▸ **Short task**: Reproduce all records exactly.

(Collected data entries)

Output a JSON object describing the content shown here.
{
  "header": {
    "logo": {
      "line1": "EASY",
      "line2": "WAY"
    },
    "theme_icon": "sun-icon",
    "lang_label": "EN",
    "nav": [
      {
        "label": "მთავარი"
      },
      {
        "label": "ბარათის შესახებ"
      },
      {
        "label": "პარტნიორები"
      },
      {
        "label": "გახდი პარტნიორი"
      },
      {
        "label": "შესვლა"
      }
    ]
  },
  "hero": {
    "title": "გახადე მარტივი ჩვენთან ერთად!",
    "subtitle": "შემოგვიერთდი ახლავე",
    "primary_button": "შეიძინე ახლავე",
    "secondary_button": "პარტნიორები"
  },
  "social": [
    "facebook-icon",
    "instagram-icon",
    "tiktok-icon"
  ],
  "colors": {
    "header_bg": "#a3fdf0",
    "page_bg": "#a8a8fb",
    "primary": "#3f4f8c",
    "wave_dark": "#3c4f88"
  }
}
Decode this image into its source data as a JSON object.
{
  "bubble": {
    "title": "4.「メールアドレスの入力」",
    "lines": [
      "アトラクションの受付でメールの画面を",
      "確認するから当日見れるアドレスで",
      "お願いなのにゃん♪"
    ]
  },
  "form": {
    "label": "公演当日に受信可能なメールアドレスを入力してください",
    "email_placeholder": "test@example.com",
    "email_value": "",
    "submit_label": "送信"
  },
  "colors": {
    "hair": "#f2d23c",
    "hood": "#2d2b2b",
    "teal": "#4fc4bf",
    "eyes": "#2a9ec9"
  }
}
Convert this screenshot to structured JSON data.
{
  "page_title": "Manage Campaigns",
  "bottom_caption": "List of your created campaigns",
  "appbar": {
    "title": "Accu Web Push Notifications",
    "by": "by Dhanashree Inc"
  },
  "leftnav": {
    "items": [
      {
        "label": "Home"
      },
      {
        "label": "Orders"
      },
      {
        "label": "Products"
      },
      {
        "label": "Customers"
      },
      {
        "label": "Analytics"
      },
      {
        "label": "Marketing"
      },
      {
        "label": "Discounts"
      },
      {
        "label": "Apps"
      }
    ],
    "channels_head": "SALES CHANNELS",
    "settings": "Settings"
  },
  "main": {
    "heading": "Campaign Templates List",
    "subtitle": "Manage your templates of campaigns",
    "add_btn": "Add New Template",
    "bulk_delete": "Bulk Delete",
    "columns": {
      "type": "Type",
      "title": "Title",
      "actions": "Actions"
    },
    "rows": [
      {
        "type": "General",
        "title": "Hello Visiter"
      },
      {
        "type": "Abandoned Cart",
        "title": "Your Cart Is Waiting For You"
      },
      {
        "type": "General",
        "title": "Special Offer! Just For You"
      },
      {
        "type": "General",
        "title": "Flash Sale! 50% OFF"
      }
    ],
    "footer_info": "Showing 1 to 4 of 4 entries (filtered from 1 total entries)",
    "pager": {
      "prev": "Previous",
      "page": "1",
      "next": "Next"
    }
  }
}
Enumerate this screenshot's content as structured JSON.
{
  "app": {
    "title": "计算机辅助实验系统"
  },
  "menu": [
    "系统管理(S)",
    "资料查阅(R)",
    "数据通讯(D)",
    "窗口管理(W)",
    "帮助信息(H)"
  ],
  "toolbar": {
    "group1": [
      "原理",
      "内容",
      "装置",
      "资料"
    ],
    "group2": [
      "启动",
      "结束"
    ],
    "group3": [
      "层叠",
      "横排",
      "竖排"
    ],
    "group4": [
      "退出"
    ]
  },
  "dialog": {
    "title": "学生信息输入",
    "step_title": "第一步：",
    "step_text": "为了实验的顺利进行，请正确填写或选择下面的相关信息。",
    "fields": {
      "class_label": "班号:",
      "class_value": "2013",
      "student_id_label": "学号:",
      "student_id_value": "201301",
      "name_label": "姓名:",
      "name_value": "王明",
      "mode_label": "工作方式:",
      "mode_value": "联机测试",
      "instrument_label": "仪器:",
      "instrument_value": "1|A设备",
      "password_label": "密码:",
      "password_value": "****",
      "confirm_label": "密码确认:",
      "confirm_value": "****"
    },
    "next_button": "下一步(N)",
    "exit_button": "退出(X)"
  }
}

▸ **The completed task**:
Output a JSON object describing the content shown here.
{
  "header": {
    "logo": {
      "line1": "EASY",
      "line2": "WAY"
    },
    "theme_icon": "sun-icon",
    "lang_label": "EN",
    "nav": [
      {
        "label": "მთავარი"
      },
      {
        "label": "ბარათის შესახებ"
      },
      {
        "label": "პარტნიორები"
      },
      {
        "label": "გახდი პარტნიორი"
      },
      {
        "label": "შესვლა"
      }
    ]
  },
  "hero": {
    "title": "გახადე მარტივი ჩვენთან ერთად!",
    "subtitle": "შემოგვიერთდი ახლავე",
    "primary_button": "შეიძინე ახლავე",
    "secondary_button": "პარტნიორები"
  },
  "social": [
    "facebook-icon",
    "instagram-icon",
    "tiktok-icon"
  ],
  "colors": {
    "header_bg": "#a3fdf0",
    "page_bg": "#a8a8fb",
    "primary": "#3f4f8c",
    "wave_dark": "#3c4f88"
  }
}
Decode this image into its source data as a JSON object.
{
  "bubble": {
    "title": "4.「メールアドレスの入力」",
    "lines": [
      "アトラクションの受付でメールの画面を",
      "確認するから当日見れるアドレスで",
      "お願いなのにゃん♪"
    ]
  },
  "form": {
    "label": "公演当日に受信可能なメールアドレスを入力してください",
    "email_placeholder": "test@example.com",
    "email_value": "",
    "submit_label": "送信"
  },
  "colors": {
    "hair": "#f2d23c",
    "hood": "#2d2b2b",
    "teal": "#4fc4bf",
    "eyes": "#2a9ec9"
  }
}
Convert this screenshot to structured JSON data.
{
  "page_title": "Manage Campaigns",
  "bottom_caption": "List of your created campaigns",
  "appbar": {
    "title": "Accu Web Push Notifications",
    "by": "by Dhanashree Inc"
  },
  "leftnav": {
    "items": [
      {
        "label": "Home"
      },
      {
        "label": "Orders"
      },
      {
        "label": "Products"
      },
      {
        "label": "Customers"
      },
      {
        "label": "Analytics"
      },
      {
        "label": "Marketing"
      },
      {
        "label": "Discounts"
      },
      {
        "label": "Apps"
      }
    ],
    "channels_head": "SALES CHANNELS",
    "settings": "Settings"
  },
  "main": {
    "heading": "Campaign Templates List",
    "subtitle": "Manage your templates of campaigns",
    "add_btn": "Add New Template",
    "bulk_delete": "Bulk Delete",
    "columns": {
      "type": "Type",
      "title": "Title",
      "actions": "Actions"
    },
    "rows": [
      {
        "type": "General",
        "title": "Hello Visiter"
      },
      {
        "type": "Abandoned Cart",
        "title": "Your Cart Is Waiting For You"
      },
      {
        "type": "General",
        "title": "Special Offer! Just For You"
      },
      {
        "type": "General",
        "title": "Flash Sale! 50% OFF"
      }
    ],
    "footer_info": "Showing 1 to 4 of 4 entries (filtered from 1 total entries)",
    "pager": {
      "prev": "Previous",
      "page": "1",
      "next": "Next"
    }
  }
}
Enumerate this screenshot's content as structured JSON.
{
  "app": {
    "title": "计算机辅助实验系统"
  },
  "menu": [
    "系统管理(S)",
    "资料查阅(R)",
    "数据通讯(D)",
    "窗口管理(W)",
    "帮助信息(H)"
  ],
  "toolbar": {
    "group1": [
      "原理",
      "内容",
      "装置",
      "资料"
    ],
    "group2": [
      "启动",
      "结束"
    ],
    "group3": [
      "层叠",
      "横排",
      "竖排"
    ],
    "group4": [
      "退出"
    ]
  },
  "dialog": {
    "title": "学生信息输入",
    "step_title": "第一步：",
    "step_text": "为了实验的顺利进行，请正确填写或选择下面的相关信息。",
    "fields": {
      "class_label": "班号:",
      "class_value": "2013",
      "student_id_label": "学号:",
      "student_id_value": "201301",
      "name_label": "姓名:",
      "name_value": "王明",
      "mode_label": "工作方式:",
      "mode_value": "联机测试",
      "instrument_label": "仪器:",
      "instrument_value": "1|A设备",
      "password_label": "密码:",
      "password_value": "****",
      "confirm_label": "密码确认:",
      "confirm_value": "****"
    },
    "next_button": "下一步(N)",
    "exit_button": "退出(X)"
  }
}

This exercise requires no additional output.